Stated exercise – Note each line that includes the word "South". Copy those lines.

● ● ● ● ● ● ●

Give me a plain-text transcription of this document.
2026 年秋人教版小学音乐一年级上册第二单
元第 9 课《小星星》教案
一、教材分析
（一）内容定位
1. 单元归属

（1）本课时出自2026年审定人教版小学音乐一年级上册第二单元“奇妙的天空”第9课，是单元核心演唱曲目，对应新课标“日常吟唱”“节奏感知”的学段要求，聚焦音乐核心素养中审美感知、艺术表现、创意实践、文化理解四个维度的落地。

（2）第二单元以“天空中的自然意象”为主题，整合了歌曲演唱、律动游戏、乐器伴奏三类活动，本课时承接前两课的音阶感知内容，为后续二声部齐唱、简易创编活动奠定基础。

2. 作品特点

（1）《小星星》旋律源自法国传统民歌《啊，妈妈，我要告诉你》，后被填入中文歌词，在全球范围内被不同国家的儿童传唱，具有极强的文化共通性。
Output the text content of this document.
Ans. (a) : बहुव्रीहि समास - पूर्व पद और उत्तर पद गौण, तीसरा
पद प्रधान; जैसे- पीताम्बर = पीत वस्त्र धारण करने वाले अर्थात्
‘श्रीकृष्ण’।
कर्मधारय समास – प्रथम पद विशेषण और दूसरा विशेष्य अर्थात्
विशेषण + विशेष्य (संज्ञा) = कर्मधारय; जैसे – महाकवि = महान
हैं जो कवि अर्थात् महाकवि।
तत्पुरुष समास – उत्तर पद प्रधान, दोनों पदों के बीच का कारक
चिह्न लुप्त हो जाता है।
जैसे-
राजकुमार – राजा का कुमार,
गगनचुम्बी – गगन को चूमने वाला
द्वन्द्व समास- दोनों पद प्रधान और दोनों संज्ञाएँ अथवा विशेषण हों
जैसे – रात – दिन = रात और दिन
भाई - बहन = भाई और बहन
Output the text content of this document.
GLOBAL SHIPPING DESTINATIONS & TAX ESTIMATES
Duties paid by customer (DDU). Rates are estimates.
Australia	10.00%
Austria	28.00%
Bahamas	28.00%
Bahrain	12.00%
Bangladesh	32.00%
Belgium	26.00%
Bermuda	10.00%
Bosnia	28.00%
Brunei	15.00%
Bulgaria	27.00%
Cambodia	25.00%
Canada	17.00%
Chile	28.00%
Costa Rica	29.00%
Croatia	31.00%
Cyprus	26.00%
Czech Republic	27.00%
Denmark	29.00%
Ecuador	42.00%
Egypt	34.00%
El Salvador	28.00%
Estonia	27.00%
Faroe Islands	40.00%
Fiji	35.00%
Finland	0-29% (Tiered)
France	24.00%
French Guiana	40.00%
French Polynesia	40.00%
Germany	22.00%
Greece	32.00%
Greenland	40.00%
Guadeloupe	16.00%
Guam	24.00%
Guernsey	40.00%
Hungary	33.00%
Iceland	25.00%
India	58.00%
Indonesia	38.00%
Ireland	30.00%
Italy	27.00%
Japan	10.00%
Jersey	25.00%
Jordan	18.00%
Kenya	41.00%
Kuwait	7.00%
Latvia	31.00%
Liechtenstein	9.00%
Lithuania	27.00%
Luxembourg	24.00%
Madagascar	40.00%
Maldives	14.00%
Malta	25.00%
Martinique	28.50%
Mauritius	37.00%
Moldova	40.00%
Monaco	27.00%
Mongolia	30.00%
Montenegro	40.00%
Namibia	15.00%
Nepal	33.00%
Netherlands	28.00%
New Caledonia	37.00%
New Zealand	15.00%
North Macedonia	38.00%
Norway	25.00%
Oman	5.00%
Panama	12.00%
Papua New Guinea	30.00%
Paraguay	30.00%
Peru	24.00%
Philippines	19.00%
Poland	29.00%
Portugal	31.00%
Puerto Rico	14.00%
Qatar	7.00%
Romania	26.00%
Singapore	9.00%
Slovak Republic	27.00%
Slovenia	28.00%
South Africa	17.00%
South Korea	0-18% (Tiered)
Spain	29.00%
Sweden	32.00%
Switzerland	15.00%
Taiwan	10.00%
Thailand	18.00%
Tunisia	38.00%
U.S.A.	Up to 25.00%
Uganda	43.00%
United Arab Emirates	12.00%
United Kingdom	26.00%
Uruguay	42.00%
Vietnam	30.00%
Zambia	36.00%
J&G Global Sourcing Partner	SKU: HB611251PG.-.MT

● ● ● ● ● ● ●

Task response –
South Africa	17.00%
South Korea	0-18% (Tiered)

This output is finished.